--- Begin ---

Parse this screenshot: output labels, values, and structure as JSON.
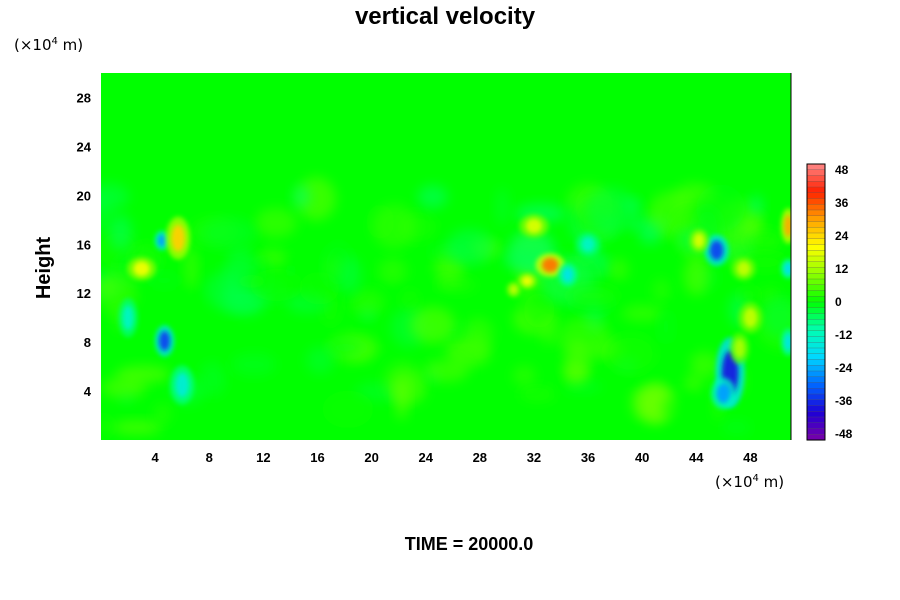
{
  "chart_data": {
    "type": "heatmap",
    "title": "vertical velocity",
    "ylabel": "Height",
    "x_unit": {
      "prefix": "(×10",
      "exponent": "4",
      "suffix": " m)"
    },
    "y_unit": {
      "prefix": "(×10",
      "exponent": "4",
      "suffix": " m)"
    },
    "xlim": [
      0,
      51
    ],
    "ylim": [
      0,
      30
    ],
    "x_ticks": [
      4,
      8,
      12,
      16,
      20,
      24,
      28,
      32,
      36,
      40,
      44,
      48
    ],
    "y_ticks": [
      4,
      8,
      12,
      16,
      20,
      24,
      28
    ],
    "colorbar": {
      "min": -48,
      "max": 48,
      "ticks": [
        48,
        36,
        24,
        12,
        0,
        -12,
        -24,
        -36,
        -48
      ],
      "stops": [
        "#7a00a8",
        "#1d00d6",
        "#0066ff",
        "#00d8ff",
        "#00ffb0",
        "#00ff00",
        "#8cff00",
        "#ffff00",
        "#ffa000",
        "#ff2000",
        "#ff8a8a"
      ]
    },
    "features": [
      {
        "x": 46.5,
        "y": 5.5,
        "value": -36,
        "rx": 0.6,
        "ry": 1.8
      },
      {
        "x": 46.0,
        "y": 3.8,
        "value": -24,
        "rx": 0.5,
        "ry": 0.8
      },
      {
        "x": 45.5,
        "y": 15.5,
        "value": -32,
        "rx": 0.5,
        "ry": 0.8
      },
      {
        "x": 4.7,
        "y": 8.1,
        "value": -32,
        "rx": 0.4,
        "ry": 0.8
      },
      {
        "x": 4.5,
        "y": 16.3,
        "value": -24,
        "rx": 0.3,
        "ry": 0.5
      },
      {
        "x": 5.7,
        "y": 16.5,
        "value": 24,
        "rx": 0.5,
        "ry": 1.1
      },
      {
        "x": 3.0,
        "y": 14.0,
        "value": 18,
        "rx": 0.6,
        "ry": 0.6
      },
      {
        "x": 33.2,
        "y": 14.3,
        "value": 32,
        "rx": 0.6,
        "ry": 0.6
      },
      {
        "x": 31.5,
        "y": 13.0,
        "value": 18,
        "rx": 0.4,
        "ry": 0.4
      },
      {
        "x": 30.5,
        "y": 12.3,
        "value": 14,
        "rx": 0.3,
        "ry": 0.4
      },
      {
        "x": 32.0,
        "y": 17.5,
        "value": 16,
        "rx": 0.6,
        "ry": 0.6
      },
      {
        "x": 34.5,
        "y": 13.5,
        "value": -16,
        "rx": 0.4,
        "ry": 0.6
      },
      {
        "x": 44.2,
        "y": 16.3,
        "value": 16,
        "rx": 0.4,
        "ry": 0.6
      },
      {
        "x": 47.5,
        "y": 14.0,
        "value": 14,
        "rx": 0.5,
        "ry": 0.6
      },
      {
        "x": 48.0,
        "y": 10.0,
        "value": 14,
        "rx": 0.5,
        "ry": 0.8
      },
      {
        "x": 50.8,
        "y": 17.5,
        "value": 28,
        "rx": 0.3,
        "ry": 0.9
      },
      {
        "x": 50.8,
        "y": 14.0,
        "value": -18,
        "rx": 0.3,
        "ry": 0.5
      },
      {
        "x": 50.8,
        "y": 8.0,
        "value": -16,
        "rx": 0.3,
        "ry": 0.7
      },
      {
        "x": 47.2,
        "y": 7.5,
        "value": 12,
        "rx": 0.4,
        "ry": 0.8
      },
      {
        "x": 6.0,
        "y": 4.5,
        "value": -14,
        "rx": 0.5,
        "ry": 1.0
      },
      {
        "x": 2.0,
        "y": 10.0,
        "value": -12,
        "rx": 0.4,
        "ry": 1.0
      },
      {
        "x": 36.0,
        "y": 16.0,
        "value": -12,
        "rx": 0.5,
        "ry": 0.6
      }
    ]
  },
  "footer": {
    "time_label": "TIME = 20000.0"
  }
}
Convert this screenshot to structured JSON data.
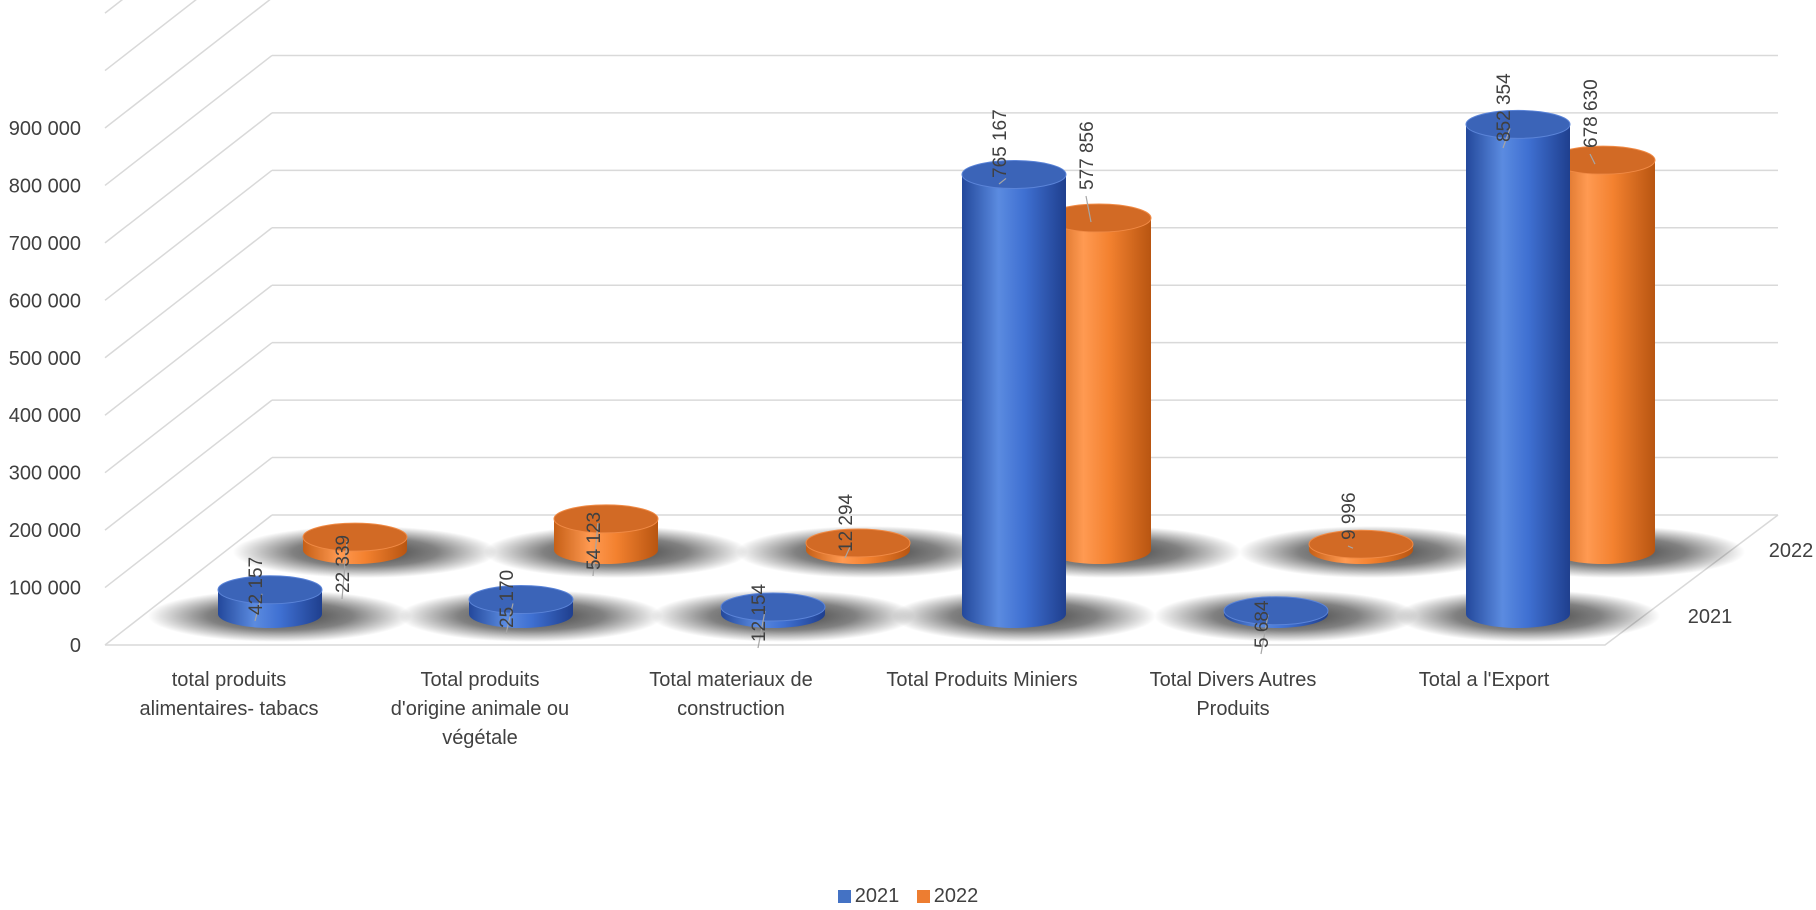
{
  "chart_data": {
    "type": "bar",
    "subtype": "3d-cylinder",
    "title": "",
    "xlabel": "",
    "ylabel": "",
    "ylim": [
      0,
      900000
    ],
    "yticks": [
      0,
      100000,
      200000,
      300000,
      400000,
      500000,
      600000,
      700000,
      800000,
      900000
    ],
    "ytick_labels": [
      "0",
      "100 000",
      "200 000",
      "300 000",
      "400 000",
      "500 000",
      "600 000",
      "700 000",
      "800 000",
      "900 000"
    ],
    "grid": true,
    "legend_position": "bottom",
    "categories": [
      "total produits alimentaires- tabacs",
      "Total produits d'origine animale ou végétale",
      "Total materiaux de construction",
      "Total Produits Miniers",
      "Total Divers Autres Produits",
      "Total a l'Export"
    ],
    "series": [
      {
        "name": "2021",
        "color": "#4472C4",
        "values": [
          42157,
          25170,
          12154,
          765167,
          5684,
          852354
        ],
        "labels": [
          "42 157",
          "25 170",
          "12 154",
          "765 167",
          "5 684",
          "852 354"
        ]
      },
      {
        "name": "2022",
        "color": "#ED7D31",
        "values": [
          22339,
          54123,
          12294,
          577856,
          9996,
          678630
        ],
        "labels": [
          "22 339",
          "54 123",
          "12 294",
          "577 856",
          "9 996",
          "678 630"
        ]
      }
    ],
    "depth_labels": [
      "2022",
      "2021"
    ]
  }
}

--- End ---

- Given exercise
Copy the material shown above in full and exactly. Skip the pictures.

- Worked solution
Parse this screenshot: output labels, values, and structure as JSON.
{
  "chart_data": {
    "type": "heatmap",
    "title": "vertical velocity",
    "ylabel": "Height",
    "x_unit": {
      "prefix": "(×10",
      "exponent": "4",
      "suffix": " m)"
    },
    "y_unit": {
      "prefix": "(×10",
      "exponent": "4",
      "suffix": " m)"
    },
    "xlim": [
      0,
      51
    ],
    "ylim": [
      0,
      30
    ],
    "x_ticks": [
      4,
      8,
      12,
      16,
      20,
      24,
      28,
      32,
      36,
      40,
      44,
      48
    ],
    "y_ticks": [
      4,
      8,
      12,
      16,
      20,
      24,
      28
    ],
    "colorbar": {
      "min": -48,
      "max": 48,
      "ticks": [
        48,
        36,
        24,
        12,
        0,
        -12,
        -24,
        -36,
        -48
      ],
      "stops": [
        "#7a00a8",
        "#1d00d6",
        "#0066ff",
        "#00d8ff",
        "#00ffb0",
        "#00ff00",
        "#8cff00",
        "#ffff00",
        "#ffa000",
        "#ff2000",
        "#ff8a8a"
      ]
    },
    "features": [
      {
        "x": 46.5,
        "y": 5.5,
        "value": -36,
        "rx": 0.6,
        "ry": 1.8
      },
      {
        "x": 46.0,
        "y": 3.8,
        "value": -24,
        "rx": 0.5,
        "ry": 0.8
      },
      {
        "x": 45.5,
        "y": 15.5,
        "value": -32,
        "rx": 0.5,
        "ry": 0.8
      },
      {
        "x": 4.7,
        "y": 8.1,
        "value": -32,
        "rx": 0.4,
        "ry": 0.8
      },
      {
        "x": 4.5,
        "y": 16.3,
        "value": -24,
        "rx": 0.3,
        "ry": 0.5
      },
      {
        "x": 5.7,
        "y": 16.5,
        "value": 24,
        "rx": 0.5,
        "ry": 1.1
      },
      {
        "x": 3.0,
        "y": 14.0,
        "value": 18,
        "rx": 0.6,
        "ry": 0.6
      },
      {
        "x": 33.2,
        "y": 14.3,
        "value": 32,
        "rx": 0.6,
        "ry": 0.6
      },
      {
        "x": 31.5,
        "y": 13.0,
        "value": 18,
        "rx": 0.4,
        "ry": 0.4
      },
      {
        "x": 30.5,
        "y": 12.3,
        "value": 14,
        "rx": 0.3,
        "ry": 0.4
      },
      {
        "x": 32.0,
        "y": 17.5,
        "value": 16,
        "rx": 0.6,
        "ry": 0.6
      },
      {
        "x": 34.5,
        "y": 13.5,
        "value": -16,
        "rx": 0.4,
        "ry": 0.6
      },
      {
        "x": 44.2,
        "y": 16.3,
        "value": 16,
        "rx": 0.4,
        "ry": 0.6
      },
      {
        "x": 47.5,
        "y": 14.0,
        "value": 14,
        "rx": 0.5,
        "ry": 0.6
      },
      {
        "x": 48.0,
        "y": 10.0,
        "value": 14,
        "rx": 0.5,
        "ry": 0.8
      },
      {
        "x": 50.8,
        "y": 17.5,
        "value": 28,
        "rx": 0.3,
        "ry": 0.9
      },
      {
        "x": 50.8,
        "y": 14.0,
        "value": -18,
        "rx": 0.3,
        "ry": 0.5
      },
      {
        "x": 50.8,
        "y": 8.0,
        "value": -16,
        "rx": 0.3,
        "ry": 0.7
      },
      {
        "x": 47.2,
        "y": 7.5,
        "value": 12,
        "rx": 0.4,
        "ry": 0.8
      },
      {
        "x": 6.0,
        "y": 4.5,
        "value": -14,
        "rx": 0.5,
        "ry": 1.0
      },
      {
        "x": 2.0,
        "y": 10.0,
        "value": -12,
        "rx": 0.4,
        "ry": 1.0
      },
      {
        "x": 36.0,
        "y": 16.0,
        "value": -12,
        "rx": 0.5,
        "ry": 0.6
      }
    ]
  },
  "footer": {
    "time_label": "TIME = 20000.0"
  }
}
Convert this screenshot to structured JSON data.
{
  "chart_data": {
    "type": "bar",
    "subtype": "3d-cylinder",
    "title": "",
    "xlabel": "",
    "ylabel": "",
    "ylim": [
      0,
      900000
    ],
    "yticks": [
      0,
      100000,
      200000,
      300000,
      400000,
      500000,
      600000,
      700000,
      800000,
      900000
    ],
    "ytick_labels": [
      "0",
      "100 000",
      "200 000",
      "300 000",
      "400 000",
      "500 000",
      "600 000",
      "700 000",
      "800 000",
      "900 000"
    ],
    "grid": true,
    "legend_position": "bottom",
    "categories": [
      "total produits alimentaires- tabacs",
      "Total produits d'origine animale ou végétale",
      "Total materiaux de construction",
      "Total Produits Miniers",
      "Total Divers Autres Produits",
      "Total a l'Export"
    ],
    "series": [
      {
        "name": "2021",
        "color": "#4472C4",
        "values": [
          42157,
          25170,
          12154,
          765167,
          5684,
          852354
        ],
        "labels": [
          "42 157",
          "25 170",
          "12 154",
          "765 167",
          "5 684",
          "852 354"
        ]
      },
      {
        "name": "2022",
        "color": "#ED7D31",
        "values": [
          22339,
          54123,
          12294,
          577856,
          9996,
          678630
        ],
        "labels": [
          "22 339",
          "54 123",
          "12 294",
          "577 856",
          "9 996",
          "678 630"
        ]
      }
    ],
    "depth_labels": [
      "2022",
      "2021"
    ]
  }
}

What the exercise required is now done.